Dataset records:
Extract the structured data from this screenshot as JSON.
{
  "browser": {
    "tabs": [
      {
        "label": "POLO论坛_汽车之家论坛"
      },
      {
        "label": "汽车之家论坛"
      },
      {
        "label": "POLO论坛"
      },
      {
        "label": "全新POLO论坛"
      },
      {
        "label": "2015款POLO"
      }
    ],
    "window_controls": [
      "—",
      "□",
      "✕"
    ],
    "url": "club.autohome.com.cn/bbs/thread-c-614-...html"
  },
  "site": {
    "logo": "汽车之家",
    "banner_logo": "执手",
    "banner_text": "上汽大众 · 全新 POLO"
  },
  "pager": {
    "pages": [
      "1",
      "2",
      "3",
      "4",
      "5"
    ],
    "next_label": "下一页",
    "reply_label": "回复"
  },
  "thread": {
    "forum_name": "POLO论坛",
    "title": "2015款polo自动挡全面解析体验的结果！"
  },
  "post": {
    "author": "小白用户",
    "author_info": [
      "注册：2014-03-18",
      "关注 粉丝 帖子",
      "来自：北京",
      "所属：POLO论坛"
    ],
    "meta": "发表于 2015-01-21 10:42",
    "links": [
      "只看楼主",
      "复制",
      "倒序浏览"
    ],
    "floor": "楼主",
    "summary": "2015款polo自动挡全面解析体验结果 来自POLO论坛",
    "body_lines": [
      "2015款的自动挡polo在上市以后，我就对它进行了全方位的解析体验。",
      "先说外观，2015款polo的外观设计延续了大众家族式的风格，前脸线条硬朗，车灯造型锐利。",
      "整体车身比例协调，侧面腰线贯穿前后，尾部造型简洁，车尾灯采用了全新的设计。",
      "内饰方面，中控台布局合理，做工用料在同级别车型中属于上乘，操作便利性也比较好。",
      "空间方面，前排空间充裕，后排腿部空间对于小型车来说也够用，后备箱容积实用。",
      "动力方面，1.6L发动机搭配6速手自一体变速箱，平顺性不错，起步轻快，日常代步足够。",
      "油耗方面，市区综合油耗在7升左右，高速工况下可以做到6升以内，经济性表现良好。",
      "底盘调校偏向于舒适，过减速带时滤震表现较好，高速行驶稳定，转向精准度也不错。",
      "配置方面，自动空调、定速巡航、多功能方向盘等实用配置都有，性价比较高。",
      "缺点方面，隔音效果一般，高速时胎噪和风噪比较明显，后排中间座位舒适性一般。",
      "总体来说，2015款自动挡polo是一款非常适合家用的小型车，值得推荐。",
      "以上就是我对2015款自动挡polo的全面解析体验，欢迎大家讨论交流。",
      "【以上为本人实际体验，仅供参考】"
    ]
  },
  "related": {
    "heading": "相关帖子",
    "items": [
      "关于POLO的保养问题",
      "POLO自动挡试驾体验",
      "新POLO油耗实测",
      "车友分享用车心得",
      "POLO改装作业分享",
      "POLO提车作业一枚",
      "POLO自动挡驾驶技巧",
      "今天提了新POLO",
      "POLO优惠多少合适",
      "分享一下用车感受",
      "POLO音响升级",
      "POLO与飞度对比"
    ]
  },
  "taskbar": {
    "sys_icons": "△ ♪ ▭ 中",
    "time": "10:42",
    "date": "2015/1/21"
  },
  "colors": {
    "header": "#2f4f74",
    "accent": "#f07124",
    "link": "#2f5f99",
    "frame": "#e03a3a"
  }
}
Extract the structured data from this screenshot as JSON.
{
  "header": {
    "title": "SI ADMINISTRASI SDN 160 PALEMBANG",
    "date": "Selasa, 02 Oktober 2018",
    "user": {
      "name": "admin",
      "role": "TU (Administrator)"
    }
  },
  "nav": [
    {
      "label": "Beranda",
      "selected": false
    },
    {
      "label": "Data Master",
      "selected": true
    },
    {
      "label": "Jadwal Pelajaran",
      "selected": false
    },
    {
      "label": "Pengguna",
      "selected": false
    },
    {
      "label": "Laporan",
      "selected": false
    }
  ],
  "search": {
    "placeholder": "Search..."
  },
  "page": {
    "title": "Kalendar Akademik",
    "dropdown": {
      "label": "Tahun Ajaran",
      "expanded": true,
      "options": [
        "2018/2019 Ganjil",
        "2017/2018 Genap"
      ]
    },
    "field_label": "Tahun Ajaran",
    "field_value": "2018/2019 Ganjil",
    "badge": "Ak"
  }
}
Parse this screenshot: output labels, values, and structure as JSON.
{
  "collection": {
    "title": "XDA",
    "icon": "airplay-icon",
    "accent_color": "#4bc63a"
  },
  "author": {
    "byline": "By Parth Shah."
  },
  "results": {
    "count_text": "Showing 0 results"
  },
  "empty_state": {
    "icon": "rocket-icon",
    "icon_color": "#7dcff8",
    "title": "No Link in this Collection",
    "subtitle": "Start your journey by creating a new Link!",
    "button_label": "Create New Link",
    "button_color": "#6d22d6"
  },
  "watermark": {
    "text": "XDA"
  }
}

### Your goal
Transcribe all the entries, keeping each one exactly as it is.

### Written answer
Extract the structured data from this screenshot as JSON.
{
  "browser": {
    "tabs": [
      {
        "label": "POLO论坛_汽车之家论坛"
      },
      {
        "label": "汽车之家论坛"
      },
      {
        "label": "POLO论坛"
      },
      {
        "label": "全新POLO论坛"
      },
      {
        "label": "2015款POLO"
      }
    ],
    "window_controls": [
      "—",
      "□",
      "✕"
    ],
    "url": "club.autohome.com.cn/bbs/thread-c-614-...html"
  },
  "site": {
    "logo": "汽车之家",
    "banner_logo": "执手",
    "banner_text": "上汽大众 · 全新 POLO"
  },
  "pager": {
    "pages": [
      "1",
      "2",
      "3",
      "4",
      "5"
    ],
    "next_label": "下一页",
    "reply_label": "回复"
  },
  "thread": {
    "forum_name": "POLO论坛",
    "title": "2015款polo自动挡全面解析体验的结果！"
  },
  "post": {
    "author": "小白用户",
    "author_info": [
      "注册：2014-03-18",
      "关注 粉丝 帖子",
      "来自：北京",
      "所属：POLO论坛"
    ],
    "meta": "发表于 2015-01-21 10:42",
    "links": [
      "只看楼主",
      "复制",
      "倒序浏览"
    ],
    "floor": "楼主",
    "summary": "2015款polo自动挡全面解析体验结果 来自POLO论坛",
    "body_lines": [
      "2015款的自动挡polo在上市以后，我就对它进行了全方位的解析体验。",
      "先说外观，2015款polo的外观设计延续了大众家族式的风格，前脸线条硬朗，车灯造型锐利。",
      "整体车身比例协调，侧面腰线贯穿前后，尾部造型简洁，车尾灯采用了全新的设计。",
      "内饰方面，中控台布局合理，做工用料在同级别车型中属于上乘，操作便利性也比较好。",
      "空间方面，前排空间充裕，后排腿部空间对于小型车来说也够用，后备箱容积实用。",
      "动力方面，1.6L发动机搭配6速手自一体变速箱，平顺性不错，起步轻快，日常代步足够。",
      "油耗方面，市区综合油耗在7升左右，高速工况下可以做到6升以内，经济性表现良好。",
      "底盘调校偏向于舒适，过减速带时滤震表现较好，高速行驶稳定，转向精准度也不错。",
      "配置方面，自动空调、定速巡航、多功能方向盘等实用配置都有，性价比较高。",
      "缺点方面，隔音效果一般，高速时胎噪和风噪比较明显，后排中间座位舒适性一般。",
      "总体来说，2015款自动挡polo是一款非常适合家用的小型车，值得推荐。",
      "以上就是我对2015款自动挡polo的全面解析体验，欢迎大家讨论交流。",
      "【以上为本人实际体验，仅供参考】"
    ]
  },
  "related": {
    "heading": "相关帖子",
    "items": [
      "关于POLO的保养问题",
      "POLO自动挡试驾体验",
      "新POLO油耗实测",
      "车友分享用车心得",
      "POLO改装作业分享",
      "POLO提车作业一枚",
      "POLO自动挡驾驶技巧",
      "今天提了新POLO",
      "POLO优惠多少合适",
      "分享一下用车感受",
      "POLO音响升级",
      "POLO与飞度对比"
    ]
  },
  "taskbar": {
    "sys_icons": "△ ♪ ▭ 中",
    "time": "10:42",
    "date": "2015/1/21"
  },
  "colors": {
    "header": "#2f4f74",
    "accent": "#f07124",
    "link": "#2f5f99",
    "frame": "#e03a3a"
  }
}
Extract the structured data from this screenshot as JSON.
{
  "header": {
    "title": "SI ADMINISTRASI SDN 160 PALEMBANG",
    "date": "Selasa, 02 Oktober 2018",
    "user": {
      "name": "admin",
      "role": "TU (Administrator)"
    }
  },
  "nav": [
    {
      "label": "Beranda",
      "selected": false
    },
    {
      "label": "Data Master",
      "selected": true
    },
    {
      "label": "Jadwal Pelajaran",
      "selected": false
    },
    {
      "label": "Pengguna",
      "selected": false
    },
    {
      "label": "Laporan",
      "selected": false
    }
  ],
  "search": {
    "placeholder": "Search..."
  },
  "page": {
    "title": "Kalendar Akademik",
    "dropdown": {
      "label": "Tahun Ajaran",
      "expanded": true,
      "options": [
        "2018/2019 Ganjil",
        "2017/2018 Genap"
      ]
    },
    "field_label": "Tahun Ajaran",
    "field_value": "2018/2019 Ganjil",
    "badge": "Ak"
  }
}
Parse this screenshot: output labels, values, and structure as JSON.
{
  "collection": {
    "title": "XDA",
    "icon": "airplay-icon",
    "accent_color": "#4bc63a"
  },
  "author": {
    "byline": "By Parth Shah."
  },
  "results": {
    "count_text": "Showing 0 results"
  },
  "empty_state": {
    "icon": "rocket-icon",
    "icon_color": "#7dcff8",
    "title": "No Link in this Collection",
    "subtitle": "Start your journey by creating a new Link!",
    "button_label": "Create New Link",
    "button_color": "#6d22d6"
  },
  "watermark": {
    "text": "XDA"
  }
}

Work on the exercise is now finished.